# SHORT PROBLEM
Echo, character for character, everything from the very start of the entries down through the line containing "x-axis-label-part: 3 [255,441,263,455]", with both ends included.

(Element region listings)
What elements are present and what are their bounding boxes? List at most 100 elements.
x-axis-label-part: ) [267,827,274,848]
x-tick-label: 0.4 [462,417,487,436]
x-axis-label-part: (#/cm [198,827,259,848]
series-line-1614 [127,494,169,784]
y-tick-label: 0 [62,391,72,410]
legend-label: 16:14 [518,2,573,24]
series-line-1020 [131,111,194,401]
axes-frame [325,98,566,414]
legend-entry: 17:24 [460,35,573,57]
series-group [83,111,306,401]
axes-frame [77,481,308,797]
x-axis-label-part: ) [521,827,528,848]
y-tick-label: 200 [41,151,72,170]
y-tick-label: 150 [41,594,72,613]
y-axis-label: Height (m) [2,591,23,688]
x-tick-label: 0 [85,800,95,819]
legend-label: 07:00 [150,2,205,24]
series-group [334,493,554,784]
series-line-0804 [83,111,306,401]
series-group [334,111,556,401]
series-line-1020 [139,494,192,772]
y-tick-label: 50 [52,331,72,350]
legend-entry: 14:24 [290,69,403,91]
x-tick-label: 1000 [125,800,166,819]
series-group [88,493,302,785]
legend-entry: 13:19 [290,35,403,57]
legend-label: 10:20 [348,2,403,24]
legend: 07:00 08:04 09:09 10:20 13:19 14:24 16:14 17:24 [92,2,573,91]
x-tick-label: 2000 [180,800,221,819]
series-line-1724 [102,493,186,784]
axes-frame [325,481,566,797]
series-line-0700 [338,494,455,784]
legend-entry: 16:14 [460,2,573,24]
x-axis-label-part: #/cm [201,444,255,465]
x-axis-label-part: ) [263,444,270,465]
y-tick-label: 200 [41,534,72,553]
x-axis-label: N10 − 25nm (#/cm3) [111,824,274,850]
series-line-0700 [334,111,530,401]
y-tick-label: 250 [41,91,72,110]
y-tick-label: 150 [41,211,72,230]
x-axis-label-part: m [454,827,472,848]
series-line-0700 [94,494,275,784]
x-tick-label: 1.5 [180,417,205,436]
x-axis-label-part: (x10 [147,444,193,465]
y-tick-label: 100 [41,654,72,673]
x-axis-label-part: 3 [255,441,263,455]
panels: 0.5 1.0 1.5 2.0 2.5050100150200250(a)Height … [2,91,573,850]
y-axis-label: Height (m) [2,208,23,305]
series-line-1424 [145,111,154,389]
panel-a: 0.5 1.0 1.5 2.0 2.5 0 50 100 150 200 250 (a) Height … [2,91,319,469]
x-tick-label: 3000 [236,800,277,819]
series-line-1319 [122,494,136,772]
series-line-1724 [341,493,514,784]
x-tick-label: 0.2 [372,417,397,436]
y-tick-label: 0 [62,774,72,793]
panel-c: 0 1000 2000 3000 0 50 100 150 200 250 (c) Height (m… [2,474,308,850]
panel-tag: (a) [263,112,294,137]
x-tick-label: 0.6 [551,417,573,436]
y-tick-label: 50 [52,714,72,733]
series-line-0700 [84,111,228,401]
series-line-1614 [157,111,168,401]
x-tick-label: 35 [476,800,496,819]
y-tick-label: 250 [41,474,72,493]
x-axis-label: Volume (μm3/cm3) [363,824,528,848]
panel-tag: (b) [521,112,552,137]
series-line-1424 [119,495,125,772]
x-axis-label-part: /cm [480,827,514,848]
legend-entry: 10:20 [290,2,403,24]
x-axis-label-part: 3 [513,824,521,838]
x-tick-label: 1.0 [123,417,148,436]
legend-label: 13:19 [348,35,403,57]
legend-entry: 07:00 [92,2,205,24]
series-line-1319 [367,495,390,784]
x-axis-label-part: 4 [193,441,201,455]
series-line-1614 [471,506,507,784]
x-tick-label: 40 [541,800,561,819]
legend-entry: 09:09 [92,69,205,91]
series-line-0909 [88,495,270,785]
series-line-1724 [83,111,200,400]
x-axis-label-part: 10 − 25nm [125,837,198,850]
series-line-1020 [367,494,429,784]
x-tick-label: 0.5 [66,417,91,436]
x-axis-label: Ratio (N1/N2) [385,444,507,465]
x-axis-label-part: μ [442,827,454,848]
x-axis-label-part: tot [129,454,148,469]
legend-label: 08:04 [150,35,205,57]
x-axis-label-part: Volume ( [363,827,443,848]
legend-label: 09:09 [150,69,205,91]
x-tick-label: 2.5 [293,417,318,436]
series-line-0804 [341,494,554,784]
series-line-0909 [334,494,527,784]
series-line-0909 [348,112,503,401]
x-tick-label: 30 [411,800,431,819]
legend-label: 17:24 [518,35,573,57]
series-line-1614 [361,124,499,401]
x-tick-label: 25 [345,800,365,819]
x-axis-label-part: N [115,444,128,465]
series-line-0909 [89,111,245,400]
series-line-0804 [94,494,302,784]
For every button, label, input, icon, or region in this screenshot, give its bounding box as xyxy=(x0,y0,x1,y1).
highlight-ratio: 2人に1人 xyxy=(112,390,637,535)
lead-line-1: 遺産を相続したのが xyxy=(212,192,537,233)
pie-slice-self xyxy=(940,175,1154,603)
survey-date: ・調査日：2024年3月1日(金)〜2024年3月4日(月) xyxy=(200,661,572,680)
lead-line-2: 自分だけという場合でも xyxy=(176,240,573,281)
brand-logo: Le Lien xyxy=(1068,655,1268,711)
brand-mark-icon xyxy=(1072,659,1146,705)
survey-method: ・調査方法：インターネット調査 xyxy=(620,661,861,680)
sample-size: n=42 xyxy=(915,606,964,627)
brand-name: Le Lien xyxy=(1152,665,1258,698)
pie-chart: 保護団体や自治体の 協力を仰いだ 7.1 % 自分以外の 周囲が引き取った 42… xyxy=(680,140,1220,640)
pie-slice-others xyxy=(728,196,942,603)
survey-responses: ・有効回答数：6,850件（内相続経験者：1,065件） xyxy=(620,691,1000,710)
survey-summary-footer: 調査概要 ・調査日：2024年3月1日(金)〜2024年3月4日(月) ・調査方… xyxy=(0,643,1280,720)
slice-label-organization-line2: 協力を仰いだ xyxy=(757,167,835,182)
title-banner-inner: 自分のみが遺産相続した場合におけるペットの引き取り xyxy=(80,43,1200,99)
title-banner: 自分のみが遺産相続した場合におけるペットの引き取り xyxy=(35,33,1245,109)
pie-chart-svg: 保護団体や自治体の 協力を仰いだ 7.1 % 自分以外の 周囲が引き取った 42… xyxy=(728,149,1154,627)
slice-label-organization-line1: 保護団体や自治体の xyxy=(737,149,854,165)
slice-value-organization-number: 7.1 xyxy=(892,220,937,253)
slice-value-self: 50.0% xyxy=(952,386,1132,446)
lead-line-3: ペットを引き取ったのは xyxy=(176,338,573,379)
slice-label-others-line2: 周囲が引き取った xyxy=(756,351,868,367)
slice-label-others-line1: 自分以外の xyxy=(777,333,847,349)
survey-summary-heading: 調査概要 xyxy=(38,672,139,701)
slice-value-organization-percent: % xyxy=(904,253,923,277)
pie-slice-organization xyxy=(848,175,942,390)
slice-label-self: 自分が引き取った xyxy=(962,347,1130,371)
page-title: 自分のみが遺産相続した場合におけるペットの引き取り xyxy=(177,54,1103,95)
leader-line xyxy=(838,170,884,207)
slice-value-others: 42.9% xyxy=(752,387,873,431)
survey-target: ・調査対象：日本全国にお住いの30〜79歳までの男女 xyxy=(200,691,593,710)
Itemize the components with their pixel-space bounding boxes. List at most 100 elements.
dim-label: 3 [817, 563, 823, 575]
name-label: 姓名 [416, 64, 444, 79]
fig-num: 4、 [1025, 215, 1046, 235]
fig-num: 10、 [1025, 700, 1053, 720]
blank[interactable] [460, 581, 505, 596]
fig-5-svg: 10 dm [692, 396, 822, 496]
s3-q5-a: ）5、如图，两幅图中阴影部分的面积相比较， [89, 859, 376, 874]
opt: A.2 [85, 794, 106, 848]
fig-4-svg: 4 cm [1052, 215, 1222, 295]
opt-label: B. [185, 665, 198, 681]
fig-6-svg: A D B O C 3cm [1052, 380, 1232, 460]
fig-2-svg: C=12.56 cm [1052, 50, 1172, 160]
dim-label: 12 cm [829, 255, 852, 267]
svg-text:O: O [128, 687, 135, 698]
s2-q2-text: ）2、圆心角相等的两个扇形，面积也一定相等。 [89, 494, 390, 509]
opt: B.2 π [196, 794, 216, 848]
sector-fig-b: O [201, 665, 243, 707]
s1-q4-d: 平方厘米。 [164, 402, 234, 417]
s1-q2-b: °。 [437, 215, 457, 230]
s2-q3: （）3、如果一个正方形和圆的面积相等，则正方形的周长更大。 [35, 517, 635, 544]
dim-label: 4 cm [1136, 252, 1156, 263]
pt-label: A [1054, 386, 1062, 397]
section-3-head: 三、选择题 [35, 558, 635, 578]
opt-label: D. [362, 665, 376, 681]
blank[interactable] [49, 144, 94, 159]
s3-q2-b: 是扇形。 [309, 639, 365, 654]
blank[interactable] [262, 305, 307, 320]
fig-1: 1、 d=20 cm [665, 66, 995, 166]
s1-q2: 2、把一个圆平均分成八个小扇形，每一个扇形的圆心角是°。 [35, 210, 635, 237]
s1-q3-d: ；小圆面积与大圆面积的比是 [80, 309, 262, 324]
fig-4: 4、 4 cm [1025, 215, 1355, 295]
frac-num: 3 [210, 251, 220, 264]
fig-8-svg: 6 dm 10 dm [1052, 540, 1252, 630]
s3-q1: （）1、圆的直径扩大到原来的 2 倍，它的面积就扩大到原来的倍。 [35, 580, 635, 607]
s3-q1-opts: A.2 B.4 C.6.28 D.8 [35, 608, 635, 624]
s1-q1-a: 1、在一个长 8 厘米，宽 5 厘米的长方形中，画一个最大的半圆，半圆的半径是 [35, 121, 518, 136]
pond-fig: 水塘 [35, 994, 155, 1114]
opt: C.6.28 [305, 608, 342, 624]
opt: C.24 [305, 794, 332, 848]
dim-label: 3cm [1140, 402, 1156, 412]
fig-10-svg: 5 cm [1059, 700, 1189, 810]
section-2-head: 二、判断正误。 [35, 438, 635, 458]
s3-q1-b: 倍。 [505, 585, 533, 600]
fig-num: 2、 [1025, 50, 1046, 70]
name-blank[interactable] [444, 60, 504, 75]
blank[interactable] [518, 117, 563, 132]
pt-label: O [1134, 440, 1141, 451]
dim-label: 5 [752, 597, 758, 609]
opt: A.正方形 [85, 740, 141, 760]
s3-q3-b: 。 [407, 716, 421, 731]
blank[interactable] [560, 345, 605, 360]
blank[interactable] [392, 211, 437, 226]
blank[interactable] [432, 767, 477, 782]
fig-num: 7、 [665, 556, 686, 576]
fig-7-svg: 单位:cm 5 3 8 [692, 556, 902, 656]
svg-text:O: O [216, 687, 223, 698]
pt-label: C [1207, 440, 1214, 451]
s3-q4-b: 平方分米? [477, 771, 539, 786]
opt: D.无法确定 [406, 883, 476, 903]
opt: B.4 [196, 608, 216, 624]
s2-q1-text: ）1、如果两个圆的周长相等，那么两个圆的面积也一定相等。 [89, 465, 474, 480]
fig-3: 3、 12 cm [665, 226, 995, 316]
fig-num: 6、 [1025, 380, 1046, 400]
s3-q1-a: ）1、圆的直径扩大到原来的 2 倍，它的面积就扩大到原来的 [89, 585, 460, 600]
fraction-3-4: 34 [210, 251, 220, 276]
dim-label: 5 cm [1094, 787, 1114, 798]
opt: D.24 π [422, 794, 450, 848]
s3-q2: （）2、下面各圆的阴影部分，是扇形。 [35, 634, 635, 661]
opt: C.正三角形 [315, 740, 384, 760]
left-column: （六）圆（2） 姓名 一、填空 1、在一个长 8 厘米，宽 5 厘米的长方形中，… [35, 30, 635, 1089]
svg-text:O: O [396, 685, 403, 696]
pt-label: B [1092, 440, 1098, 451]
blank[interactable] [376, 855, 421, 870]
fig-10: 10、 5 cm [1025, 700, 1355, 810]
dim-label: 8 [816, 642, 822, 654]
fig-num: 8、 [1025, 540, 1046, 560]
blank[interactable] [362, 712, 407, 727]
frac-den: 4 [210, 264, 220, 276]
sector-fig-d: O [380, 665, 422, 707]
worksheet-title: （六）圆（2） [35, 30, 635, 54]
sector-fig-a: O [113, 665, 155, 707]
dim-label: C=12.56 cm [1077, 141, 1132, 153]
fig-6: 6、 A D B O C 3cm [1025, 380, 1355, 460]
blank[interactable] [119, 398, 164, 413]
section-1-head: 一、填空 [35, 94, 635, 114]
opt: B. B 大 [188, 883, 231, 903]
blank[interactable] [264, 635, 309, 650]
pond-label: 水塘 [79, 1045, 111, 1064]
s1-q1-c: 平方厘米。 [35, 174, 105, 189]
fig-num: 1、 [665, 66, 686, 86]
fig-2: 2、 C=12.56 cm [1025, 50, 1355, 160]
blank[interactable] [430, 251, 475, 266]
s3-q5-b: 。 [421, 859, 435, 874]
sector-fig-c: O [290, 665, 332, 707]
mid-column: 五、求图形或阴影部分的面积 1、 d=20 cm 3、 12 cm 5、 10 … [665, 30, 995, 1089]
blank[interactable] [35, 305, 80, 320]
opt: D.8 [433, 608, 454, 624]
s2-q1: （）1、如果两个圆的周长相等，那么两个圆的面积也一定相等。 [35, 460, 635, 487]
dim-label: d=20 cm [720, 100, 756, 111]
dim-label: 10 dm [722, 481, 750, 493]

# SOLUTION TO THE EXERCISE
What elements are present and what are their bounding boxes? List at most 100 elements.
x-axis-label-part: ) [267,827,274,848]
x-tick-label: 0.4 [462,417,487,436]
x-axis-label-part: (#/cm [198,827,259,848]
series-line-1614 [127,494,169,784]
y-tick-label: 0 [62,391,72,410]
legend-label: 16:14 [518,2,573,24]
series-line-1020 [131,111,194,401]
axes-frame [325,98,566,414]
legend-entry: 17:24 [460,35,573,57]
series-group [83,111,306,401]
axes-frame [77,481,308,797]
x-axis-label-part: ) [521,827,528,848]
y-tick-label: 200 [41,151,72,170]
y-tick-label: 150 [41,594,72,613]
y-axis-label: Height (m) [2,591,23,688]
x-tick-label: 0 [85,800,95,819]
legend-label: 07:00 [150,2,205,24]
series-group [334,493,554,784]
series-line-0804 [83,111,306,401]
series-group [334,111,556,401]
series-line-1020 [139,494,192,772]
y-tick-label: 50 [52,331,72,350]
legend-entry: 14:24 [290,69,403,91]
x-tick-label: 1000 [125,800,166,819]
series-group [88,493,302,785]
legend-entry: 13:19 [290,35,403,57]
legend-label: 10:20 [348,2,403,24]
legend: 07:00 08:04 09:09 10:20 13:19 14:24 16:14 17:24 [92,2,573,91]
x-tick-label: 2000 [180,800,221,819]
series-line-1724 [102,493,186,784]
axes-frame [325,481,566,797]
series-line-0700 [338,494,455,784]
legend-entry: 16:14 [460,2,573,24]
x-axis-label-part: #/cm [201,444,255,465]
x-axis-label-part: ) [263,444,270,465]
y-tick-label: 200 [41,534,72,553]
x-axis-label: N10 − 25nm (#/cm3) [111,824,274,850]
series-line-0700 [334,111,530,401]
y-tick-label: 250 [41,91,72,110]
y-tick-label: 150 [41,211,72,230]
x-axis-label-part: m [454,827,472,848]
series-line-0700 [94,494,275,784]
x-tick-label: 1.5 [180,417,205,436]
x-axis-label-part: (x10 [147,444,193,465]
y-tick-label: 100 [41,654,72,673]
x-axis-label-part: 3 [255,441,263,455]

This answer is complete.